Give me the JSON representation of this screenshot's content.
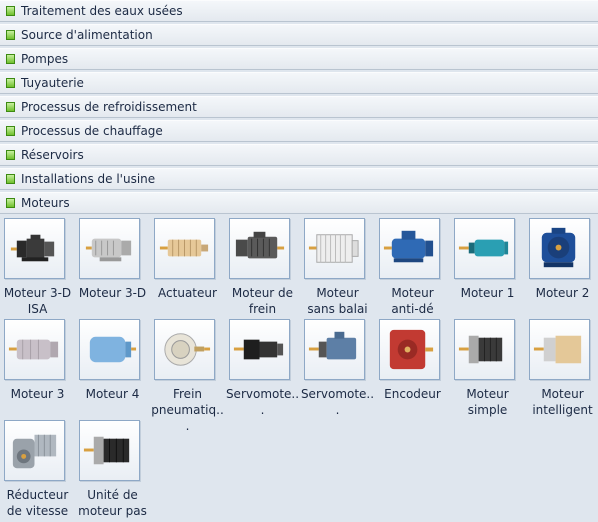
{
  "categories": [
    {
      "label": "Traitement des eaux usées"
    },
    {
      "label": "Source d'alimentation"
    },
    {
      "label": "Pompes"
    },
    {
      "label": "Tuyauterie"
    },
    {
      "label": "Processus de refroidissement"
    },
    {
      "label": "Processus de chauffage"
    },
    {
      "label": "Réservoirs"
    },
    {
      "label": "Installations de l'usine"
    },
    {
      "label": "Moteurs"
    }
  ],
  "motors": [
    {
      "l1": "Moteur 3-D",
      "l2": "ISA",
      "icon": "motor-3d-isa-icon"
    },
    {
      "l1": "Moteur 3-D",
      "l2": "",
      "icon": "motor-3d-icon"
    },
    {
      "l1": "Actuateur",
      "l2": "",
      "icon": "actuator-icon"
    },
    {
      "l1": "Moteur de",
      "l2": "frein",
      "icon": "brake-motor-icon"
    },
    {
      "l1": "Moteur",
      "l2": "sans balai",
      "icon": "brushless-motor-icon"
    },
    {
      "l1": "Moteur",
      "l2": "anti-dé",
      "icon": "explosion-proof-motor-icon"
    },
    {
      "l1": "Moteur 1",
      "l2": "",
      "icon": "motor-1-icon"
    },
    {
      "l1": "Moteur 2",
      "l2": "",
      "icon": "motor-2-icon"
    },
    {
      "l1": "Moteur 3",
      "l2": "",
      "icon": "motor-3-icon"
    },
    {
      "l1": "Moteur 4",
      "l2": "",
      "icon": "motor-4-icon"
    },
    {
      "l1": "Frein",
      "l2": "pneumatiq...",
      "icon": "pneumatic-brake-icon"
    },
    {
      "l1": "Servomote...",
      "l2": "",
      "icon": "servo-motor-icon"
    },
    {
      "l1": "Servomote...",
      "l2": "",
      "icon": "servo-motor-2-icon"
    },
    {
      "l1": "Encodeur",
      "l2": "",
      "icon": "encoder-icon"
    },
    {
      "l1": "Moteur",
      "l2": "simple",
      "icon": "simple-motor-icon"
    },
    {
      "l1": "Moteur",
      "l2": "intelligent",
      "icon": "smart-motor-icon"
    },
    {
      "l1": "Réducteur",
      "l2": "de vitesse",
      "icon": "speed-reducer-icon"
    },
    {
      "l1": "Unité de",
      "l2": "moteur pas",
      "icon": "stepper-motor-icon"
    }
  ]
}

| Your goal |
Copy the records exactly. Skip the pictures.

| Response to the exercise |
Give me the JSON representation of this screenshot's content.
{
  "categories": [
    {
      "label": "Traitement des eaux usées"
    },
    {
      "label": "Source d'alimentation"
    },
    {
      "label": "Pompes"
    },
    {
      "label": "Tuyauterie"
    },
    {
      "label": "Processus de refroidissement"
    },
    {
      "label": "Processus de chauffage"
    },
    {
      "label": "Réservoirs"
    },
    {
      "label": "Installations de l'usine"
    },
    {
      "label": "Moteurs"
    }
  ],
  "motors": [
    {
      "l1": "Moteur 3-D",
      "l2": "ISA",
      "icon": "motor-3d-isa-icon"
    },
    {
      "l1": "Moteur 3-D",
      "l2": "",
      "icon": "motor-3d-icon"
    },
    {
      "l1": "Actuateur",
      "l2": "",
      "icon": "actuator-icon"
    },
    {
      "l1": "Moteur de",
      "l2": "frein",
      "icon": "brake-motor-icon"
    },
    {
      "l1": "Moteur",
      "l2": "sans balai",
      "icon": "brushless-motor-icon"
    },
    {
      "l1": "Moteur",
      "l2": "anti-dé",
      "icon": "explosion-proof-motor-icon"
    },
    {
      "l1": "Moteur 1",
      "l2": "",
      "icon": "motor-1-icon"
    },
    {
      "l1": "Moteur 2",
      "l2": "",
      "icon": "motor-2-icon"
    },
    {
      "l1": "Moteur 3",
      "l2": "",
      "icon": "motor-3-icon"
    },
    {
      "l1": "Moteur 4",
      "l2": "",
      "icon": "motor-4-icon"
    },
    {
      "l1": "Frein",
      "l2": "pneumatiq...",
      "icon": "pneumatic-brake-icon"
    },
    {
      "l1": "Servomote...",
      "l2": "",
      "icon": "servo-motor-icon"
    },
    {
      "l1": "Servomote...",
      "l2": "",
      "icon": "servo-motor-2-icon"
    },
    {
      "l1": "Encodeur",
      "l2": "",
      "icon": "encoder-icon"
    },
    {
      "l1": "Moteur",
      "l2": "simple",
      "icon": "simple-motor-icon"
    },
    {
      "l1": "Moteur",
      "l2": "intelligent",
      "icon": "smart-motor-icon"
    },
    {
      "l1": "Réducteur",
      "l2": "de vitesse",
      "icon": "speed-reducer-icon"
    },
    {
      "l1": "Unité de",
      "l2": "moteur pas",
      "icon": "stepper-motor-icon"
    }
  ]
}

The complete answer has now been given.